• AIM: Render every one of the records below as a Markdown table with two columns, Row and Line. Number each line in the Row column, and skip any blank lines.

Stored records
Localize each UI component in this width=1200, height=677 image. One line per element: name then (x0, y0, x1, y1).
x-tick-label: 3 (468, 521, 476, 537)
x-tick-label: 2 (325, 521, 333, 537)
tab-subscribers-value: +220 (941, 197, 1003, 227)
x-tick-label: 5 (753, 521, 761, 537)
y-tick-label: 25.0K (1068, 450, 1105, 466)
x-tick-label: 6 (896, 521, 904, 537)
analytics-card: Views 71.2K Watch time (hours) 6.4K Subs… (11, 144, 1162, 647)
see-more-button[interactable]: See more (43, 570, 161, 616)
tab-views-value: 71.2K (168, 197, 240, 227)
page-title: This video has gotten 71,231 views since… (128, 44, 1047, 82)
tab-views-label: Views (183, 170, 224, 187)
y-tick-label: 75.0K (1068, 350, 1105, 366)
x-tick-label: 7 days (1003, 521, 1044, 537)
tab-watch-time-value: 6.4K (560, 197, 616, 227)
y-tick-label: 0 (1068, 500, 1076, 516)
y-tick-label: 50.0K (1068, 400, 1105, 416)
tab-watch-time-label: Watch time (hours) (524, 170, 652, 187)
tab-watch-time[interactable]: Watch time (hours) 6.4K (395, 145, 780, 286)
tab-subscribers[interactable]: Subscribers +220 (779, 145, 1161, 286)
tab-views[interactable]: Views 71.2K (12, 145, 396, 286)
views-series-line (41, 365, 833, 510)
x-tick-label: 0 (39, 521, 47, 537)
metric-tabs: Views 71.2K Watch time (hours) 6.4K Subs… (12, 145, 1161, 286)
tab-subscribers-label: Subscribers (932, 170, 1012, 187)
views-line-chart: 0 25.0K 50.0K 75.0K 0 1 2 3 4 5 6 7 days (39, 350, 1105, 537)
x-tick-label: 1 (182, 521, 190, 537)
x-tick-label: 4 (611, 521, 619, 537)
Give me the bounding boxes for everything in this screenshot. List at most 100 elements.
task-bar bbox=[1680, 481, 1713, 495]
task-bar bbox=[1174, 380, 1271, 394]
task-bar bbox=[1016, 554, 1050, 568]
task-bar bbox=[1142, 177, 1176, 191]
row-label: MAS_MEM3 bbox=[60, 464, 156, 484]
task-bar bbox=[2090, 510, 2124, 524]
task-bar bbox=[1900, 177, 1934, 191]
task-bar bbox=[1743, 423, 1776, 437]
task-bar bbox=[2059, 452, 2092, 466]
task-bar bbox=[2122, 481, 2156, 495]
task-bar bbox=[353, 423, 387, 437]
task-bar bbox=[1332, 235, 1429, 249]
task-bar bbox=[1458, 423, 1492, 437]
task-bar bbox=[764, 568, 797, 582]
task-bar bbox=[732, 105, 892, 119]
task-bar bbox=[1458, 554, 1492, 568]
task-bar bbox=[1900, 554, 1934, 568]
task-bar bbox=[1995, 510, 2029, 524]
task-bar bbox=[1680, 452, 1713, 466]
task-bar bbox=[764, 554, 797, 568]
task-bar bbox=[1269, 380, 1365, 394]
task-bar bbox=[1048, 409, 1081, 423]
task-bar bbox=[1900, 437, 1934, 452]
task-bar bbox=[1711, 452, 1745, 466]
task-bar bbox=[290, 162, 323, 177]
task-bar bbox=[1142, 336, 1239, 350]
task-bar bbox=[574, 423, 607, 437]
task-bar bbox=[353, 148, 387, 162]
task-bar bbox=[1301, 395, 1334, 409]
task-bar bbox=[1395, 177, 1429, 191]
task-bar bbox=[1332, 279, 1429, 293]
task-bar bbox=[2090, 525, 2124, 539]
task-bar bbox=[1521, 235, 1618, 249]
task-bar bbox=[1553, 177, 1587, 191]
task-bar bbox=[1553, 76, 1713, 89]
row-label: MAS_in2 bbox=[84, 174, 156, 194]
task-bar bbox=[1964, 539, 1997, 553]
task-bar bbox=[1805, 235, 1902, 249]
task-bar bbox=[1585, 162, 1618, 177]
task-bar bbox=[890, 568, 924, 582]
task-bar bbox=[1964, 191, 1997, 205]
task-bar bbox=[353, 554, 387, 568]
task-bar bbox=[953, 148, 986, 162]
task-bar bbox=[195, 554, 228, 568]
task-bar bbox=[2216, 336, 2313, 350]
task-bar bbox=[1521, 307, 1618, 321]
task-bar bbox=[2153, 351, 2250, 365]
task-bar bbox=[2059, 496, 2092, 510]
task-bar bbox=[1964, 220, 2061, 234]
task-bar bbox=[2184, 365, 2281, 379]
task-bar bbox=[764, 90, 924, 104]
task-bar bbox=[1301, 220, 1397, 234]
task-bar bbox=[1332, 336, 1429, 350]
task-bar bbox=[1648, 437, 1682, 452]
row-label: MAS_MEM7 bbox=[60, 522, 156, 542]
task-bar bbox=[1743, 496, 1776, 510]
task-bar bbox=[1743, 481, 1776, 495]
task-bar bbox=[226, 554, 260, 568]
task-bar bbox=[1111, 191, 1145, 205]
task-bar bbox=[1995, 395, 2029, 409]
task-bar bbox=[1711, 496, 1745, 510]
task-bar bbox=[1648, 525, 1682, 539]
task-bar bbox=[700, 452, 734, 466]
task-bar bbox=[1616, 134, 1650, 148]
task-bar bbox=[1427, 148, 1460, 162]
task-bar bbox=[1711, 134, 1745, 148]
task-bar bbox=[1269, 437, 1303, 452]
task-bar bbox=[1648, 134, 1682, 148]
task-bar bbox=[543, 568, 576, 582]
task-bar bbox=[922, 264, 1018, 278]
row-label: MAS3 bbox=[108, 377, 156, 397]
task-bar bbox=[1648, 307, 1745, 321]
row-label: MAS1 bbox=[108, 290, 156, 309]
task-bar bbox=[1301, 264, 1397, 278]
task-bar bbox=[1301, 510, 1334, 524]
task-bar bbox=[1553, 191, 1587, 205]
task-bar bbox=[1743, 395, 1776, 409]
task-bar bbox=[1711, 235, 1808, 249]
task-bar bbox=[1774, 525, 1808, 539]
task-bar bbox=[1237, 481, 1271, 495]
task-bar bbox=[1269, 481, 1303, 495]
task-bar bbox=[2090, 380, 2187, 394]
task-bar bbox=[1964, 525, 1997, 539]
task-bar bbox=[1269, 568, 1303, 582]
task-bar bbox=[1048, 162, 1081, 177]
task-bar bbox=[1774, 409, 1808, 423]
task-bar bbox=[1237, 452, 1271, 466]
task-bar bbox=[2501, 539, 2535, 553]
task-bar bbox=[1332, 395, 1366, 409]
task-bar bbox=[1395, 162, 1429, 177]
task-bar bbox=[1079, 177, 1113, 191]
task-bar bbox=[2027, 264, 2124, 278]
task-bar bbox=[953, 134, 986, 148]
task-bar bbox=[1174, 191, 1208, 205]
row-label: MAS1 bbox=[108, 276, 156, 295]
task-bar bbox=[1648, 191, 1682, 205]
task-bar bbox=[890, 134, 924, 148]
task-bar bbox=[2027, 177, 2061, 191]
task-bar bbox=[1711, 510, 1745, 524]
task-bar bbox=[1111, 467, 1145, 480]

• RESULT FOR THIS EXERCISE:
| Row | Line |
|---|---|
| 1 | Localize each UI component in this width=1200, height=677 image. One line per element: name then (x0, y0, x1, y1). |
| 2 | x-tick-label: 3 (468, 521, 476, 537) |
| 3 | x-tick-label: 2 (325, 521, 333, 537) |
| 4 | tab-subscribers-value: +220 (941, 197, 1003, 227) |
| 5 | x-tick-label: 5 (753, 521, 761, 537) |
| 6 | y-tick-label: 25.0K (1068, 450, 1105, 466) |
| 7 | x-tick-label: 6 (896, 521, 904, 537) |
| 8 | analytics-card: Views 71.2K Watch time (hours) 6.4K Subs… (11, 144, 1162, 647) |
| 9 | see-more-button[interactable]: See more (43, 570, 161, 616) |
| 10 | tab-views-value: 71.2K (168, 197, 240, 227) |
| 11 | page-title: This video has gotten 71,231 views since… (128, 44, 1047, 82) |
| 12 | tab-views-label: Views (183, 170, 224, 187) |
| 13 | y-tick-label: 75.0K (1068, 350, 1105, 366) |
| 14 | x-tick-label: 7 days (1003, 521, 1044, 537) |
| 15 | tab-watch-time-value: 6.4K (560, 197, 616, 227) |
| 16 | y-tick-label: 0 (1068, 500, 1076, 516) |
| 17 | y-tick-label: 50.0K (1068, 400, 1105, 416) |
| 18 | tab-watch-time-label: Watch time (hours) (524, 170, 652, 187) |
| 19 | tab-watch-time[interactable]: Watch time (hours) 6.4K (395, 145, 780, 286) |
| 20 | tab-subscribers[interactable]: Subscribers +220 (779, 145, 1161, 286) |
| 21 | tab-views[interactable]: Views 71.2K (12, 145, 396, 286) |
| 22 | views-series-line (41, 365, 833, 510) |
| 23 | x-tick-label: 0 (39, 521, 47, 537) |
| 24 | metric-tabs: Views 71.2K Watch time (hours) 6.4K Subs… (12, 145, 1161, 286) |
| 25 | tab-subscribers-label: Subscribers (932, 170, 1012, 187) |
| 26 | views-line-chart: 0 25.0K 50.0K 75.0K 0 1 2 3 4 5 6 7 days (39, 350, 1105, 537) |
| 27 | x-tick-label: 1 (182, 521, 190, 537) |
| 28 | x-tick-label: 4 (611, 521, 619, 537) |
| 29 | Give me the bounding boxes for everything in this screenshot. List at most 100 elements. |
| 30 | task-bar bbox=[1680, 481, 1713, 495] |
| 31 | task-bar bbox=[1174, 380, 1271, 394] |
| 32 | task-bar bbox=[1016, 554, 1050, 568] |
| 33 | task-bar bbox=[1142, 177, 1176, 191] |
| 34 | row-label: MAS_MEM3 bbox=[60, 464, 156, 484] |
| 35 | task-bar bbox=[2090, 510, 2124, 524] |
| 36 | task-bar bbox=[1900, 177, 1934, 191] |
| 37 | task-bar bbox=[1743, 423, 1776, 437] |
| 38 | task-bar bbox=[2059, 452, 2092, 466] |
| 39 | task-bar bbox=[2122, 481, 2156, 495] |
| 40 | task-bar bbox=[353, 423, 387, 437] |
| 41 | task-bar bbox=[1332, 235, 1429, 249] |
| 42 | task-bar bbox=[1458, 423, 1492, 437] |
| 43 | task-bar bbox=[764, 568, 797, 582] |
| 44 | task-bar bbox=[732, 105, 892, 119] |
| 45 | task-bar bbox=[1458, 554, 1492, 568] |
| 46 | task-bar bbox=[1900, 554, 1934, 568] |
| 47 | task-bar bbox=[1995, 510, 2029, 524] |
| 48 | task-bar bbox=[1680, 452, 1713, 466] |
| 49 | task-bar bbox=[764, 554, 797, 568] |
| 50 | task-bar bbox=[1269, 380, 1365, 394] |
| 51 | task-bar bbox=[1048, 409, 1081, 423] |
| 52 | task-bar bbox=[1900, 437, 1934, 452] |
| 53 | task-bar bbox=[1711, 452, 1745, 466] |
| 54 | task-bar bbox=[290, 162, 323, 177] |
| 55 | task-bar bbox=[1142, 336, 1239, 350] |
| 56 | task-bar bbox=[574, 423, 607, 437] |
| 57 | task-bar bbox=[353, 148, 387, 162] |
| 58 | task-bar bbox=[1301, 395, 1334, 409] |
| 59 | task-bar bbox=[1395, 177, 1429, 191] |
| 60 | task-bar bbox=[1332, 279, 1429, 293] |
| 61 | task-bar bbox=[2090, 525, 2124, 539] |
| 62 | task-bar bbox=[1521, 235, 1618, 249] |
| 63 | task-bar bbox=[1553, 177, 1587, 191] |
| 64 | task-bar bbox=[1553, 76, 1713, 89] |
| 65 | row-label: MAS_in2 bbox=[84, 174, 156, 194] |
| 66 | task-bar bbox=[1964, 539, 1997, 553] |
| 67 | task-bar bbox=[1805, 235, 1902, 249] |
| 68 | task-bar bbox=[1585, 162, 1618, 177] |
| 69 | task-bar bbox=[890, 568, 924, 582] |
| 70 | task-bar bbox=[1964, 191, 1997, 205] |
| 71 | task-bar bbox=[353, 554, 387, 568] |
| 72 | task-bar bbox=[953, 148, 986, 162] |
| 73 | task-bar bbox=[195, 554, 228, 568] |
| 74 | task-bar bbox=[2216, 336, 2313, 350] |
| 75 | task-bar bbox=[1521, 307, 1618, 321] |
| 76 | task-bar bbox=[2153, 351, 2250, 365] |
| 77 | task-bar bbox=[2059, 496, 2092, 510] |
| 78 | task-bar bbox=[1964, 220, 2061, 234] |
| 79 | task-bar bbox=[2184, 365, 2281, 379] |
| 80 | task-bar bbox=[764, 90, 924, 104] |
| 81 | task-bar bbox=[1301, 220, 1397, 234] |
| 82 | task-bar bbox=[1332, 336, 1429, 350] |
| 83 | task-bar bbox=[1648, 437, 1682, 452] |
| 84 | row-label: MAS_MEM7 bbox=[60, 522, 156, 542] |
| 85 | task-bar bbox=[1743, 496, 1776, 510] |
| 86 | task-bar bbox=[1743, 481, 1776, 495] |
| 87 | task-bar bbox=[226, 554, 260, 568] |
| 88 | task-bar bbox=[1111, 191, 1145, 205] |
| 89 | task-bar bbox=[1995, 395, 2029, 409] |
| 90 | task-bar bbox=[1711, 496, 1745, 510] |
| 91 | task-bar bbox=[1648, 525, 1682, 539] |
| 92 | task-bar bbox=[700, 452, 734, 466] |
| 93 | task-bar bbox=[1616, 134, 1650, 148] |
| 94 | task-bar bbox=[1427, 148, 1460, 162] |
| 95 | task-bar bbox=[1711, 134, 1745, 148] |
| 96 | task-bar bbox=[1269, 437, 1303, 452] |
| 97 | task-bar bbox=[1648, 134, 1682, 148] |
| 98 | task-bar bbox=[543, 568, 576, 582] |
| 99 | task-bar bbox=[922, 264, 1018, 278] |
| 100 | row-label: MAS3 bbox=[108, 377, 156, 397] |
| 101 | task-bar bbox=[1648, 307, 1745, 321] |
| 102 | row-label: MAS1 bbox=[108, 290, 156, 309] |
| 103 | task-bar bbox=[1301, 264, 1397, 278] |
| 104 | task-bar bbox=[1301, 510, 1334, 524] |
| 105 | task-bar bbox=[1553, 191, 1587, 205] |
| 106 | task-bar bbox=[1743, 395, 1776, 409] |
| 107 | task-bar bbox=[1711, 235, 1808, 249] |
| 108 | task-bar bbox=[1774, 525, 1808, 539] |
| 109 | task-bar bbox=[1237, 481, 1271, 495] |
| 110 | task-bar bbox=[1269, 481, 1303, 495] |
| 111 | task-bar bbox=[2090, 380, 2187, 394] |
| 112 | task-bar bbox=[1964, 525, 1997, 539] |
| 113 | task-bar bbox=[1269, 568, 1303, 582] |
| 114 | task-bar bbox=[1048, 162, 1081, 177] |
| 115 | task-bar bbox=[1774, 409, 1808, 423] |
| 116 | task-bar bbox=[1237, 452, 1271, 466] |
| 117 | task-bar bbox=[2501, 539, 2535, 553] |
| 118 | task-bar bbox=[1332, 395, 1366, 409] |
| 119 | task-bar bbox=[1395, 162, 1429, 177] |
| 120 | task-bar bbox=[1079, 177, 1113, 191] |
| 121 | task-bar bbox=[2027, 264, 2124, 278] |
| 122 | task-bar bbox=[953, 134, 986, 148] |
| 123 | task-bar bbox=[1174, 191, 1208, 205] |
| 124 | row-label: MAS1 bbox=[108, 276, 156, 295] |
| 125 | task-bar bbox=[1648, 191, 1682, 205] |
| 126 | task-bar bbox=[890, 134, 924, 148] |
| 127 | task-bar bbox=[2027, 177, 2061, 191] |
| 128 | task-bar bbox=[1711, 510, 1745, 524] |
| 129 | task-bar bbox=[1111, 467, 1145, 480] |